■ **The task**:
Gather each line in the entries that includes the string "aurora".

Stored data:
— Start —
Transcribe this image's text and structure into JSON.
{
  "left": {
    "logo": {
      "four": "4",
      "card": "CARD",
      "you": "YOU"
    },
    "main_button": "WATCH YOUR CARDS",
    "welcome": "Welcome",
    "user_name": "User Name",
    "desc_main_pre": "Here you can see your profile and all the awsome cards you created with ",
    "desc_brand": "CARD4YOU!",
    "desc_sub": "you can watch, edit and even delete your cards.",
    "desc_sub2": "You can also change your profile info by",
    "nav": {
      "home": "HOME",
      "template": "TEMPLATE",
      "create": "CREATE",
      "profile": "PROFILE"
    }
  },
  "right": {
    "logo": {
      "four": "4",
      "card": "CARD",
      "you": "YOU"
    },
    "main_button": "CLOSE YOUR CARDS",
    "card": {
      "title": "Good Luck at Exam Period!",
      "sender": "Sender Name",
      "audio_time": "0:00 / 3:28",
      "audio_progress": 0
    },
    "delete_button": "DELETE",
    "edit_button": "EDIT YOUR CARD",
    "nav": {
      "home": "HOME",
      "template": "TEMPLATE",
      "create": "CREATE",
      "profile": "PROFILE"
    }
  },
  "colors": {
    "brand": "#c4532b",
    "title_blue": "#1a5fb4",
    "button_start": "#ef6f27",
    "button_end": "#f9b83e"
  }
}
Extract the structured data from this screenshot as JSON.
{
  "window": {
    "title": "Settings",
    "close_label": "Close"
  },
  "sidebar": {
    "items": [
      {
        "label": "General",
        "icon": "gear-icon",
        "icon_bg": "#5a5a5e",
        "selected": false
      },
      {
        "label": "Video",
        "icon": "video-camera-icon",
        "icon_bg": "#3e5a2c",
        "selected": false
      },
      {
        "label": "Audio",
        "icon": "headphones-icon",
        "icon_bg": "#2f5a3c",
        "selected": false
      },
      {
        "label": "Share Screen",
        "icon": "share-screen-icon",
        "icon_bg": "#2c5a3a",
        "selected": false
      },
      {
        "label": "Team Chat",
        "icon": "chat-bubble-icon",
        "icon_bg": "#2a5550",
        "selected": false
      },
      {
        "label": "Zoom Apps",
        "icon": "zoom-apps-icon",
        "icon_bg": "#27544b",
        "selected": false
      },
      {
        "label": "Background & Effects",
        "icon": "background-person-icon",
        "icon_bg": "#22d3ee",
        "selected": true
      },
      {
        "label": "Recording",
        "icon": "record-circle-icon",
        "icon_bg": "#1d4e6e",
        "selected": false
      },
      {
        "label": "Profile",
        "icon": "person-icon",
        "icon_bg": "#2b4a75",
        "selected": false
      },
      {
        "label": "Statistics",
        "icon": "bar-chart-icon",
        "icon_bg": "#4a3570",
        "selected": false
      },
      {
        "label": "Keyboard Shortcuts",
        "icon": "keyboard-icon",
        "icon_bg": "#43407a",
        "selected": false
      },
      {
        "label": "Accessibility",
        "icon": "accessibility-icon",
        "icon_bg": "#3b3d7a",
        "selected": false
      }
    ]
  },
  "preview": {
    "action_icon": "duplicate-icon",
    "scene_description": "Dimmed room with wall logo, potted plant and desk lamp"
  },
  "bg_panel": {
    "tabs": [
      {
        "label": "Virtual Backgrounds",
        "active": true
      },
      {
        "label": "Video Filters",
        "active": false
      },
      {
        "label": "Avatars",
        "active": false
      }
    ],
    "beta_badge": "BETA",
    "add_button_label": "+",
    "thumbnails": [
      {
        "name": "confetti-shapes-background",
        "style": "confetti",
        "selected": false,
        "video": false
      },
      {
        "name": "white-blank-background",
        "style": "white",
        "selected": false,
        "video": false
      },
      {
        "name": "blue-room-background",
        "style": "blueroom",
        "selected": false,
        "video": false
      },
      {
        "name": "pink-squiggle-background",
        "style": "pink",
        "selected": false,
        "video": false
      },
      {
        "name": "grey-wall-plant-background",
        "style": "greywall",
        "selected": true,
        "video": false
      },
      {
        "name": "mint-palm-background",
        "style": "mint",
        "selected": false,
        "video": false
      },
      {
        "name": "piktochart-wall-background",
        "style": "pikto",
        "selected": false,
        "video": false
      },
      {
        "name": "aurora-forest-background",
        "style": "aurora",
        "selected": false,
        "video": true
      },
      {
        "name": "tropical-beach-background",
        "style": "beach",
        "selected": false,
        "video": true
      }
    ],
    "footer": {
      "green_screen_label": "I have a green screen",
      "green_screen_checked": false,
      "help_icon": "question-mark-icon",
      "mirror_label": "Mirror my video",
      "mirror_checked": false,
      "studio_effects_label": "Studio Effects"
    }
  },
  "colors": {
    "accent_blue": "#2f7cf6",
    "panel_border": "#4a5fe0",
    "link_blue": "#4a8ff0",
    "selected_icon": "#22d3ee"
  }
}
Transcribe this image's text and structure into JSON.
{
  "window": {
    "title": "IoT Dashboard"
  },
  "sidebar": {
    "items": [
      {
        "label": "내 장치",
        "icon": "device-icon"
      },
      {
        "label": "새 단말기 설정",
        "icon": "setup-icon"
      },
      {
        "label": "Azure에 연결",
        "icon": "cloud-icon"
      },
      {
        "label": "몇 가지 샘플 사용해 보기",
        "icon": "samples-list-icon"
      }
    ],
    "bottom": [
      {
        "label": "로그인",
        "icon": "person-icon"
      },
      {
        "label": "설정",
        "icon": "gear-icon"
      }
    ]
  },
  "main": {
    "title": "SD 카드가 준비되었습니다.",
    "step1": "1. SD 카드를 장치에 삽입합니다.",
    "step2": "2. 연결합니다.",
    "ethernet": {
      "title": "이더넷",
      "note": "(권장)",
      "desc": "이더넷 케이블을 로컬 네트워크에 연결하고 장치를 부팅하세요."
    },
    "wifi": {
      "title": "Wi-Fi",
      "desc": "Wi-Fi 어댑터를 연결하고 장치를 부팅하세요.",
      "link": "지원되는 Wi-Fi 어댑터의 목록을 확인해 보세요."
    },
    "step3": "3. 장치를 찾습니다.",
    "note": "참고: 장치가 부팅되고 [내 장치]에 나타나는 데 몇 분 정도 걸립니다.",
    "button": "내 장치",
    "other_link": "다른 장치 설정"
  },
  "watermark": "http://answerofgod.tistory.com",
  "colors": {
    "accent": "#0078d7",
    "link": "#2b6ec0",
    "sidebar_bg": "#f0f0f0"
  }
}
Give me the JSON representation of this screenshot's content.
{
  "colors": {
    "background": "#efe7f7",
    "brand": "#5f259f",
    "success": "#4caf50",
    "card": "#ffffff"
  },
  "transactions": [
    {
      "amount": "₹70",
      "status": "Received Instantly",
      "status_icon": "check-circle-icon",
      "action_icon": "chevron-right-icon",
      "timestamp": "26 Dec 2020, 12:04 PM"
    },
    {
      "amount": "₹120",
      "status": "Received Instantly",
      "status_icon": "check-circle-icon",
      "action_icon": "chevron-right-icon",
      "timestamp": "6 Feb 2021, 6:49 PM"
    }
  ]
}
— End —
— Start —
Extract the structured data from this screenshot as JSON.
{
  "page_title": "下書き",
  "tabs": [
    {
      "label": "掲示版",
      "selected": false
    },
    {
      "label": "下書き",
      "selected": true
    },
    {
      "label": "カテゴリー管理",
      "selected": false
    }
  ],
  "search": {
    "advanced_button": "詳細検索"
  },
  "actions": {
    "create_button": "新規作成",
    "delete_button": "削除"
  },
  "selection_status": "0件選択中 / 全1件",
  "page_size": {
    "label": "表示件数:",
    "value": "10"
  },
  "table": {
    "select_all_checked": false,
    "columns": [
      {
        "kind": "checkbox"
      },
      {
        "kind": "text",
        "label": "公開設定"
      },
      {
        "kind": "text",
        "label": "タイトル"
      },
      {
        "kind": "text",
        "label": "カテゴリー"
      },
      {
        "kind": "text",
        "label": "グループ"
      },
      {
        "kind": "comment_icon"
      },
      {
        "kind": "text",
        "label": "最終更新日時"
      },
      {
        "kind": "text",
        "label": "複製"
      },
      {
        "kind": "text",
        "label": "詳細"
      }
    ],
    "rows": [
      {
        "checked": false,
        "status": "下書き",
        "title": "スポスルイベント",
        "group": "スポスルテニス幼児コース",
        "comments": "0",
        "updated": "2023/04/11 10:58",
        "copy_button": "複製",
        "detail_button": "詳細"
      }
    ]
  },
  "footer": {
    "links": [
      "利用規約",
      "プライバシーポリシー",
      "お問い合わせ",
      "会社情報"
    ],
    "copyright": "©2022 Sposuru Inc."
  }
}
— End —
■ **Correct response**:
        "name": "aurora-forest-background",
        "style": "aurora",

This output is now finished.